§ **YOUR OBJECTIVE**:
Do not copy the pictures; transcribe all other material exactly.

═══ SUPPLIED RECORDS ═══

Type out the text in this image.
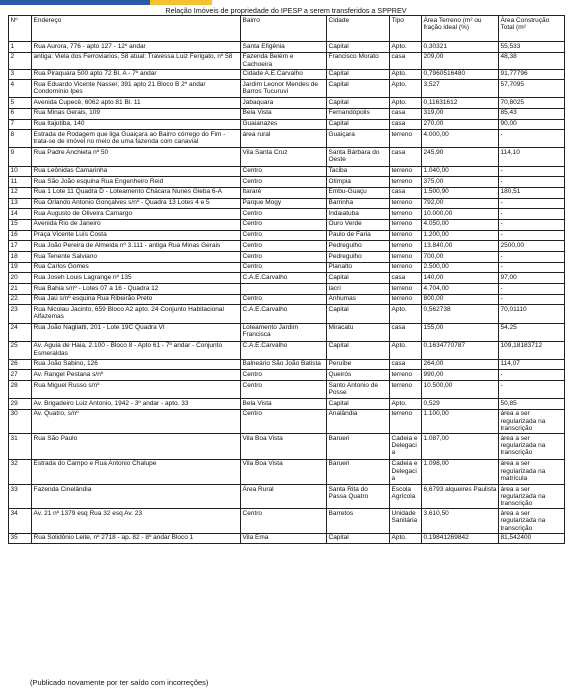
Relação Imóveis de propriedade do IPESP a serem transferidos a SPPREV
Nº	Endereço	Bairro	Cidade	Tipo	Área Terreno (m² ou fração ideal (%)	Área Construção Total (m²
1	Rua Aurora, 776 - apto 127 - 12º andar	Santa Efigênia	Capital	Apto.	0,30321	55,533
2	antiga: Viela dos Ferroviarios, 58 atual: Travessa Luiz Ferigato, nº 58	Fazenda Belém e Cachoeira	Francisco Morato	casa	209,00	48,38
3	Rua Piraquara 500 apto 72 Bl. A - 7º andar	Cidade A.E.Carvalho	Capital	Apto.	0,7960516480	91,77796
4	Rua Eduardo Vicente Nasser, 391 apto 21 Bloco B 2º andar Condomínio Ipes	Jardim Leonor Mendes de Barros Tucuruvi	Capital	Apto.	3,527	57,7095
5	Avenida Cupecê, 6062 apto 81 Bl. 11	Jabaquara	Capital	Apto.	0,11631612	70,8025
6	Rua Minas Gerais, 109	Bela Vista	Fernandópolis	casa	319,00	85,43
7	Rua Itajutiba, 140	Guaianazes	Capital	casa	270,00	90,00
8	Estrada de Rodagem que liga Guaiçara ao Bairro córrego do Fim - trata-se de imóvel no meio de uma fazenda com canavial	área rural	Guaiçara	terreno	4.000,00	-
9	Rua Padre Anchieta nº 50	Vila Santa Cruz	Santa Bárbara do Oeste	casa	245,90	114,10
10	Rua Leônidas Camarinha	Centro	Taciba	terreno	1.040,00	-
11	Rua São João esquina Rua Engenheiro Reid	Centro	Olímpia	terreno	375,00	-
12	Rua 1 Lote 11 Quadra D - Loteamento Chácara Nunes Gleba 6-A	Itararé	Embu-Guaçu	casa	1.500,90	180,51
13	Rua Orlando Antonio Gonçalves s/nº - Quadra 13 Lotes 4 e 5	Parque Mogy	Barrinha	terreno	792,00	-
14	Rua Augusto de Oliveira Camargo	Centro	Indaiatuba	terreno	10.000,00	-
15	Avenida Rio de Janeiro	Centro	Ouro Verde	terreno	4.050,00	-
16	Praça Vicente Luís Costa	Centro	Paulo de Faria	terreno	1.200,00	-
17	Rua João Pereira de Almeida nº 3.111 - antiga Rua Minas Gerais	Centro	Pedregulho	terreno	13.840,00	2500,00
18	Rua Tenente Salviano	Centro	Pedregulho	terreno	700,00	-
19	Rua Carlos Gomes	Centro	Planalto	terreno	2.500,00	-
20	Rua Joseh Louis Lagrange nº 135	C.A.E.Carvalho	Capital	casa	140,00	97,00
21	Rua Bahia s/nº - Lotes 07 a 16 - Quadra 12		Iacri	terreno	4.704,00	-
22	Rua Jaú s/nº esquina Rua Ribeirão Preto	Centro	Anhumas	terreno	800,00	-
23	Rua Nicolau Jacinto, 659 Bloco A2 apto. 24 Conjunto Habitacional Alfazemas	C.A.E.Carvalho	Capital	Apto.	0,562738	70,01110
24	Rua João Nagliatti, 201 - Lote 19C Quadra VI	Loteamento Jardim Francisca	Miracatu	casa	155,00	54,25
25	Av. Águia de Haia, 2.100 - Bloco 8 - Apto 61 - 7º andar - Conjunto Esmeraldas	C.A.E.Carvalho	Capital	Apto.	0,1634770787	109,18183712
26	Rua João Sabino, 126	Balneário São João Batista	Peruíbe	casa	264,00	114,07
27	Av. Rangel Pestana s/nº	Centro	Queirós	terreno	990,00	-
28	Rua Miguel Russo s/nº	Centro	Santo Antonio de Posse	terreno	10.500,00	-
29	Av. Brigadeiro Luiz Antonio, 1942 - 3º andar - apto. 33	Bela Vista	Capital	Apto.	0,529	50,85
30	Av. Quatro, s/nº	Centro	Analândia	terreno	1.100,00	área a ser regularizada na transcrição
31	Rua São Paulo	Vila Boa Vista	Barueri	Cadeia e Delegacia	1.087,00	área a ser regularizada na transcrição
32	Estrada do Campo e Rua Antonio Chalupe	Vila Boa Vista	Barueri	Cadeia e Delegacia	1.098,00	área a ser regularizada na matrícula
33	Fazenda Cinelândia	Área Rural	Santa Rita do Passa Quatro	Escola Agrícola	6,6793 alqueires Paulista	área a ser regularizada na transcrição
34	Av. 21 nº 1379 esq Rua 32 esq Av. 23	Centro	Barretos	Unidade Sanitária	3.610,50	área a ser regularizada na transcrição
35	Rua Solidônio Leite, nº 2718 - ap. 82 - 8º andar Bloco 1	Vila Ema	Capital	Apto.	0,19841269842	81,542400
(Publicado novamente por ter saído com incorreções)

═══

§ **CORRECT RESULT**:
Type out the text in this image.
Relação Imóveis de propriedade do IPESP a serem transferidos a SPPREV
Nº	Endereço	Bairro	Cidade	Tipo	Área Terreno (m² ou fração ideal (%)	Área Construção Total (m²
1	Rua Aurora, 776 - apto 127 - 12º andar	Santa Efigênia	Capital	Apto.	0,30321	55,533
2	antiga: Viela dos Ferroviarios, 58 atual: Travessa Luiz Ferigato, nº 58	Fazenda Belém e Cachoeira	Francisco Morato	casa	209,00	48,38
3	Rua Piraquara 500 apto 72 Bl. A - 7º andar	Cidade A.E.Carvalho	Capital	Apto.	0,7960516480	91,77796
4	Rua Eduardo Vicente Nasser, 391 apto 21 Bloco B 2º andar Condomínio Ipes	Jardim Leonor Mendes de Barros Tucuruvi	Capital	Apto.	3,527	57,7095
5	Avenida Cupecê, 6062 apto 81 Bl. 11	Jabaquara	Capital	Apto.	0,11631612	70,8025
6	Rua Minas Gerais, 109	Bela Vista	Fernandópolis	casa	319,00	85,43
7	Rua Itajutiba, 140	Guaianazes	Capital	casa	270,00	90,00
8	Estrada de Rodagem que liga Guaiçara ao Bairro córrego do Fim - trata-se de imóvel no meio de uma fazenda com canavial	área rural	Guaiçara	terreno	4.000,00	-
9	Rua Padre Anchieta nº 50	Vila Santa Cruz	Santa Bárbara do Oeste	casa	245,90	114,10
10	Rua Leônidas Camarinha	Centro	Taciba	terreno	1.040,00	-
11	Rua São João esquina Rua Engenheiro Reid	Centro	Olímpia	terreno	375,00	-
12	Rua 1 Lote 11 Quadra D - Loteamento Chácara Nunes Gleba 6-A	Itararé	Embu-Guaçu	casa	1.500,90	180,51
13	Rua Orlando Antonio Gonçalves s/nº - Quadra 13 Lotes 4 e 5	Parque Mogy	Barrinha	terreno	792,00	-
14	Rua Augusto de Oliveira Camargo	Centro	Indaiatuba	terreno	10.000,00	-
15	Avenida Rio de Janeiro	Centro	Ouro Verde	terreno	4.050,00	-
16	Praça Vicente Luís Costa	Centro	Paulo de Faria	terreno	1.200,00	-
17	Rua João Pereira de Almeida nº 3.111 - antiga Rua Minas Gerais	Centro	Pedregulho	terreno	13.840,00	2500,00
18	Rua Tenente Salviano	Centro	Pedregulho	terreno	700,00	-
19	Rua Carlos Gomes	Centro	Planalto	terreno	2.500,00	-
20	Rua Joseh Louis Lagrange nº 135	C.A.E.Carvalho	Capital	casa	140,00	97,00
21	Rua Bahia s/nº - Lotes 07 a 16 - Quadra 12		Iacri	terreno	4.704,00	-
22	Rua Jaú s/nº esquina Rua Ribeirão Preto	Centro	Anhumas	terreno	800,00	-
23	Rua Nicolau Jacinto, 659 Bloco A2 apto. 24 Conjunto Habitacional Alfazemas	C.A.E.Carvalho	Capital	Apto.	0,562738	70,01110
24	Rua João Nagliatti, 201 - Lote 19C Quadra VI	Loteamento Jardim Francisca	Miracatu	casa	155,00	54,25
25	Av. Águia de Haia, 2.100 - Bloco 8 - Apto 61 - 7º andar - Conjunto Esmeraldas	C.A.E.Carvalho	Capital	Apto.	0,1634770787	109,18183712
26	Rua João Sabino, 126	Balneário São João Batista	Peruíbe	casa	264,00	114,07
27	Av. Rangel Pestana s/nº	Centro	Queirós	terreno	990,00	-
28	Rua Miguel Russo s/nº	Centro	Santo Antonio de Posse	terreno	10.500,00	-
29	Av. Brigadeiro Luiz Antonio, 1942 - 3º andar - apto. 33	Bela Vista	Capital	Apto.	0,529	50,85
30	Av. Quatro, s/nº	Centro	Analândia	terreno	1.100,00	área a ser regularizada na transcrição
31	Rua São Paulo	Vila Boa Vista	Barueri	Cadeia e Delegacia	1.087,00	área a ser regularizada na transcrição
32	Estrada do Campo e Rua Antonio Chalupe	Vila Boa Vista	Barueri	Cadeia e Delegacia	1.098,00	área a ser regularizada na matrícula
33	Fazenda Cinelândia	Área Rural	Santa Rita do Passa Quatro	Escola Agrícola	6,6793 alqueires Paulista	área a ser regularizada na transcrição
34	Av. 21 nº 1379 esq Rua 32 esq Av. 23	Centro	Barretos	Unidade Sanitária	3.610,50	área a ser regularizada na transcrição
35	Rua Solidônio Leite, nº 2718 - ap. 82 - 8º andar Bloco 1	Vila Ema	Capital	Apto.	0,19841269842	81,542400
(Publicado novamente por ter saído com incorreções)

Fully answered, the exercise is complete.